▶ [Task to carry out] Go through the data below. Pull out every line that has the word "drewniane".

::::

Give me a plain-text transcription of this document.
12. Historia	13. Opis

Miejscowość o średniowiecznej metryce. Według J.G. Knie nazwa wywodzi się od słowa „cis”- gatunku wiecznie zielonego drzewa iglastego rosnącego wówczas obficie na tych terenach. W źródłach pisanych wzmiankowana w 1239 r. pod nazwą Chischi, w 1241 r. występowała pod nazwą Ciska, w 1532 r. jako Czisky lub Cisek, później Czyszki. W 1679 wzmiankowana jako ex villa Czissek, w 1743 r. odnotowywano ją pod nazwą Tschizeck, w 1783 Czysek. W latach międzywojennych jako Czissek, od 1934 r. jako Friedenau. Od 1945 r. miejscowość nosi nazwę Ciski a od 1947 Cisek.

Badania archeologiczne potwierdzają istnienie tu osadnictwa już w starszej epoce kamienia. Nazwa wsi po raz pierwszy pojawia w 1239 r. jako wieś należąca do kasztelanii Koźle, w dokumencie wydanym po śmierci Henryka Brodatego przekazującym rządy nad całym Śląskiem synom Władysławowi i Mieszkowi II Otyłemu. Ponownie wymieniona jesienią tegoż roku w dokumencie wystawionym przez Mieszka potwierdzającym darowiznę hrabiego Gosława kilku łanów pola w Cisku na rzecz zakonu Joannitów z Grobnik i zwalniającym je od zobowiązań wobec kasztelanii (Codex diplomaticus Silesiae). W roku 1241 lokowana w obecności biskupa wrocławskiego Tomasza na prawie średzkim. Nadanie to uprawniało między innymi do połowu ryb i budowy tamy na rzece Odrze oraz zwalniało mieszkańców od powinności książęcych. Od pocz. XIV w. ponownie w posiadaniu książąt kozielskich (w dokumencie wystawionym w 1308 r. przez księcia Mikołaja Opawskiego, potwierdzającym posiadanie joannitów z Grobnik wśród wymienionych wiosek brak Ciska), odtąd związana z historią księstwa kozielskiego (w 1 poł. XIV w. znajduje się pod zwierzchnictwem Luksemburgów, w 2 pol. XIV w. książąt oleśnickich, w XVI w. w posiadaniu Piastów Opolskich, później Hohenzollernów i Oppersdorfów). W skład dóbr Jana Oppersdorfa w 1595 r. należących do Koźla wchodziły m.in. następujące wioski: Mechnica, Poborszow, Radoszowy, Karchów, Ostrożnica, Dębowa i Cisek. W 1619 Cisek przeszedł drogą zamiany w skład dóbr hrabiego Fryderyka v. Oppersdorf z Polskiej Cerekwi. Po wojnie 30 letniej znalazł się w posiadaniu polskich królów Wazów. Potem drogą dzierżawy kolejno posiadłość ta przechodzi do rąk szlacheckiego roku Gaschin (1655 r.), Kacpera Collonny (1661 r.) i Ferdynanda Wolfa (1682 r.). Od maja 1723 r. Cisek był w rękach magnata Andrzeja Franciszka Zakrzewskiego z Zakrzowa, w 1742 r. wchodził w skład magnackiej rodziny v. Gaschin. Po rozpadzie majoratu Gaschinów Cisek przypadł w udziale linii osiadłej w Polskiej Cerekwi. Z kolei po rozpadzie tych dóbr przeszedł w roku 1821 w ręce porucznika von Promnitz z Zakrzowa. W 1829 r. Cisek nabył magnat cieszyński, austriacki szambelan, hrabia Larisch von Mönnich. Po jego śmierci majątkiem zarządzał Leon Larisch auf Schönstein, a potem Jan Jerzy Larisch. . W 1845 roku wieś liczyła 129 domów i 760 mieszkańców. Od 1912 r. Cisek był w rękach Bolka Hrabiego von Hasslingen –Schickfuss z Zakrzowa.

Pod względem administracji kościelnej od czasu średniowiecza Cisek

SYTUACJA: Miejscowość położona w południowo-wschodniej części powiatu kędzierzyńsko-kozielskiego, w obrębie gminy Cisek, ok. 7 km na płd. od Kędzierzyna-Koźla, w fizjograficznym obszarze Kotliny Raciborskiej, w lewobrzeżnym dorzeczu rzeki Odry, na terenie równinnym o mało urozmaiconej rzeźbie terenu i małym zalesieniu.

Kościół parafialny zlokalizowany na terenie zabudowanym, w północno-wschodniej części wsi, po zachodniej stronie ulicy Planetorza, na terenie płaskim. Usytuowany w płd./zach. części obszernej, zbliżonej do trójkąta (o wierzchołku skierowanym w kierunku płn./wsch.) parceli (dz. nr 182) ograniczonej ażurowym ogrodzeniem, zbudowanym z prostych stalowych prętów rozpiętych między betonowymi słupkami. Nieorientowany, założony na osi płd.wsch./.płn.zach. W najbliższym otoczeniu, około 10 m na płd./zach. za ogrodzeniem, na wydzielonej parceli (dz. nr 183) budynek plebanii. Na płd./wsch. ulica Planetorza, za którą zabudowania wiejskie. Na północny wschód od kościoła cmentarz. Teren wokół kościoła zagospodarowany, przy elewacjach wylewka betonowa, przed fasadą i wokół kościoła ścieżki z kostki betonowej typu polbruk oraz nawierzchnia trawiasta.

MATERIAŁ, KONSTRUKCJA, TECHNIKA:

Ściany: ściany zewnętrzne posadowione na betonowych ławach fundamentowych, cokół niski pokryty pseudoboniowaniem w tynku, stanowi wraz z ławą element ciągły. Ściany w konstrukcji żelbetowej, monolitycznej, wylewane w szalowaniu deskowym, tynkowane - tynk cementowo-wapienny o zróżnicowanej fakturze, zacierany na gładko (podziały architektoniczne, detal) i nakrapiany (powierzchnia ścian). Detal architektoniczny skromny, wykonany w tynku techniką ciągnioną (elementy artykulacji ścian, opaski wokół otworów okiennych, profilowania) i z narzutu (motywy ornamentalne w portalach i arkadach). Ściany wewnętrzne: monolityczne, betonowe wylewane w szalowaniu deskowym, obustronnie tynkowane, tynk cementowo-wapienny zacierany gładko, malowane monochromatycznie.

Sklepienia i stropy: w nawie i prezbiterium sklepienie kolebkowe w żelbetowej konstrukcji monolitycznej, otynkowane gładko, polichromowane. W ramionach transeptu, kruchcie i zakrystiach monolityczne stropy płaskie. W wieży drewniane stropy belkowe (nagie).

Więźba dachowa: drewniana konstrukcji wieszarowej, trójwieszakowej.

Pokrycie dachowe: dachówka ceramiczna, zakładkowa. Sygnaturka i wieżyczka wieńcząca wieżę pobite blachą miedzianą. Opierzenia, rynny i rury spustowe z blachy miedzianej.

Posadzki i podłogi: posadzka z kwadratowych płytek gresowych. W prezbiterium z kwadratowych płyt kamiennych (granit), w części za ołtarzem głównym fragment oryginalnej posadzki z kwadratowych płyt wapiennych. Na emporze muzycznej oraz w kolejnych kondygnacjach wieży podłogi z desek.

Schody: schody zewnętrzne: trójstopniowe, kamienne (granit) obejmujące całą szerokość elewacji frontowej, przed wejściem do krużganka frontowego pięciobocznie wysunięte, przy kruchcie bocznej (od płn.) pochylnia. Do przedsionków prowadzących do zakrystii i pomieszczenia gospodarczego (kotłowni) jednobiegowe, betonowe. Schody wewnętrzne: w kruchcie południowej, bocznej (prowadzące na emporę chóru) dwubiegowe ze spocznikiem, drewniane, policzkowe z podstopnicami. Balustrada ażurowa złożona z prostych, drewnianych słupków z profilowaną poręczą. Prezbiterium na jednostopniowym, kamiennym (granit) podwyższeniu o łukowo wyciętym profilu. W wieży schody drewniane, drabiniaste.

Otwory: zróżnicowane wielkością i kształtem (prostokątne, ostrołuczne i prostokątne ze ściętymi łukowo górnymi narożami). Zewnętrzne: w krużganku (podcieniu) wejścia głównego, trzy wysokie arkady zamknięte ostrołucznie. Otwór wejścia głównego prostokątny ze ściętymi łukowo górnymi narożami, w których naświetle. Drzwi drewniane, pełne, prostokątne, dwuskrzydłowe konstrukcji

::::

▶ [Answer to this problem]
Sklepienia i stropy: w nawie i prezbiterium sklepienie kolebkowe w żelbetowej konstrukcji monolitycznej, otynkowane gładko, polichromowane. W ramionach transeptu, kruchcie i zakrystiach monolityczne stropy płaskie. W wieży drewniane stropy belkowe (nagie).
Schody: schody zewnętrzne: trójstopniowe, kamienne (granit) obejmujące całą szerokość elewacji frontowej, przed wejściem do krużganka frontowego pięciobocznie wysunięte, przy kruchcie bocznej (od płn.) pochylnia. Do przedsionków prowadzących do zakrystii i pomieszczenia gospodarczego (kotłowni) jednobiegowe, betonowe. Schody wewnętrzne: w kruchcie południowej, bocznej (prowadzące na emporę chóru) dwubiegowe ze spocznikiem, drewniane, policzkowe z podstopnicami. Balustrada ażurowa złożona z prostych, drewnianych słupków z profilowaną poręczą. Prezbiterium na jednostopniowym, kamiennym (granit) podwyższeniu o łukowo wyciętym profilu. W wieży schody drewniane, drabiniaste.
Otwory: zróżnicowane wielkością i kształtem (prostokątne, ostrołuczne i prostokątne ze ściętymi łukowo górnymi narożami). Zewnętrzne: w krużganku (podcieniu) wejścia głównego, trzy wysokie arkady zamknięte ostrołucznie. Otwór wejścia głównego prostokątny ze ściętymi łukowo górnymi narożami, w których naświetle. Drzwi drewniane, pełne, prostokątne, dwuskrzydłowe konstrukcji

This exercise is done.